**Text provided:**
Zali Steggall is going hard at the cause for truth in political advertising, giving her private member’s bill a name of which Tony Abbott would be proud: “Stop the lies”.
Steggall has been pushing this for a long time. Her proposed reform, tabled this week, is the Commonwealth Electoral Amendment (Stop the Lies) Bill.
The big idea is to outlaw disinformation, the deliberate lies that have increasingly become part of the political landscape in Australia and other democracies, an approach to winning votes perfected by Donald Trump but wielded by major and minor parties here with growing shamelessness.
As Steggall points out, 86% of Australians have indicated support for the concept of truth in political advertising, no doubt moved by disgust at the carry-on of the political class, especially during election campaigns. It is, she says, time for politics to clean up its act and this is a big piece of the puzzle.
The bill would outlaw the printing, publication or distribution of electoral matter or referendum matter (basically, advertising by any medium) containing a factual statement that is misleading or deceptive, or likely to mislead or deceive, to a material extent. There are also more specific prohibitions, for deep fakes and impersonations, designed to stop the growing trend of fraudulent advertising that has so far mostly targeted independent candidates.
This is a big deal.
At federal level, there is nothing to prevent candidates and parties from telling blatant lies (apart from defamation law). The Electoral Act prohibits misleading conduct only in the very narrow context of influencing an elector’s act of voting (voting differently from how you intended, as opposed to deciding who to vote for). That was illustrated by the case of Yates v Frydenberg, which found the Liberal Party’s Chinese language signs at the 2019 election to be misleading but not likely to have changed the result in Kooyong and Chisholm.
The new law is designed to target outrages like the Labor Party’s “Mediscare” campaign of 2016 and the Liberals’ “death tax” campaign of 2019 (both were thought to have influenced the ultimate result). It includes referendum campaigns too, in anticipation of the gross lies already being told about the Voice proposal.
Importantly, the bill will give the Electoral Commission new powers to investigate in real time and ask advertisers to take down misleading material or publish a retraction. It can then take the issue to court and seek compulsive orders. It goes some way to redressing the relative toothlessness of the AEC in the face of a degrading campaign environment.

**Data excerpts:**
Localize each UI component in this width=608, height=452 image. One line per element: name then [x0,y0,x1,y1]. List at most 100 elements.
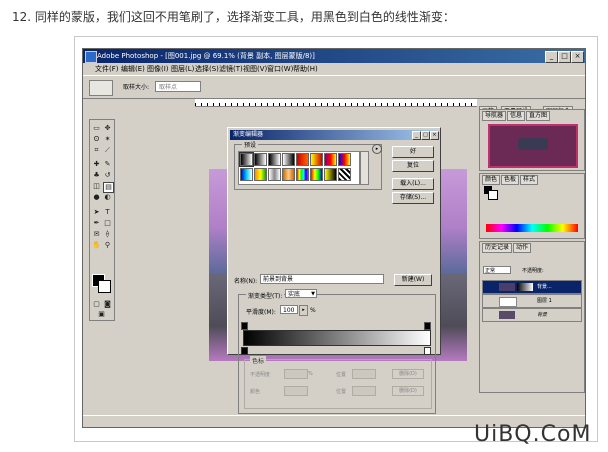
==
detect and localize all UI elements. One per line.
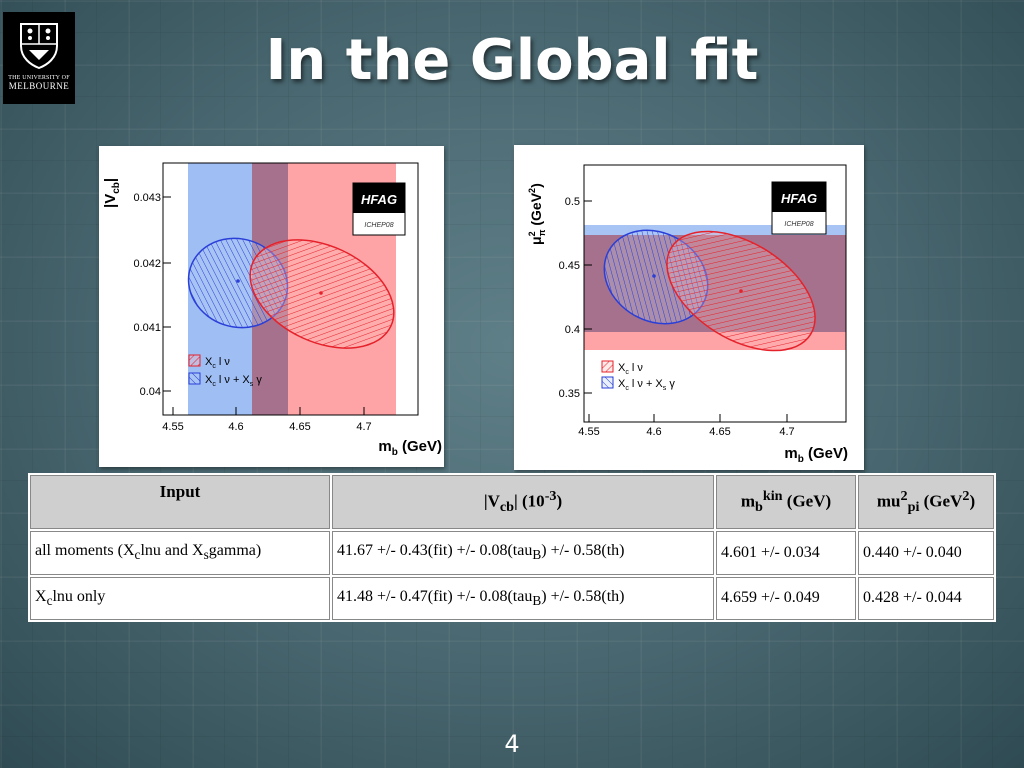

**What to work on:**
a) In the article on the Stop the Lies bill, why does the bill also cover referendum campaigns?
b) According to the article on the Stop the Lies bill, what actions would the bill allow the Electoral Commission to take?
c) Continue the article on the Stop the Lies bill from where it stops.

**Answers in order:**
a) The bill covers referendum campaigns because gross lies are already being told about the Voice proposal.

b)
- Investigate in real time
- Ask advertisers to take down misleading material
- Ask advertisers to publish a retraction
- Take the issue to court
- Seek compulsive orders

c)
The reform is not without precedent. South Australia has had an almost identical law since 1985. The ACT introduced one earlier this year. At federal level, the Hawke government passed an amendment introducing a similar provision in 1983, but immediately freaked out and repealed it eight months later.
Would it work?
There is a question mark over its legal validity, because of the implied freedom of communication on government and political matters guaranteed by the constitution. The law would place a burden on that freedom, so the question would be whether it serves a legitimate purpose and is appropriately adapted to that purpose (that it doesn’t go too far).
Steggall’s explanatory memorandum, supported by some of our best constitutional thinkers, is confident that it’s on the right side of that difficult-to-define line.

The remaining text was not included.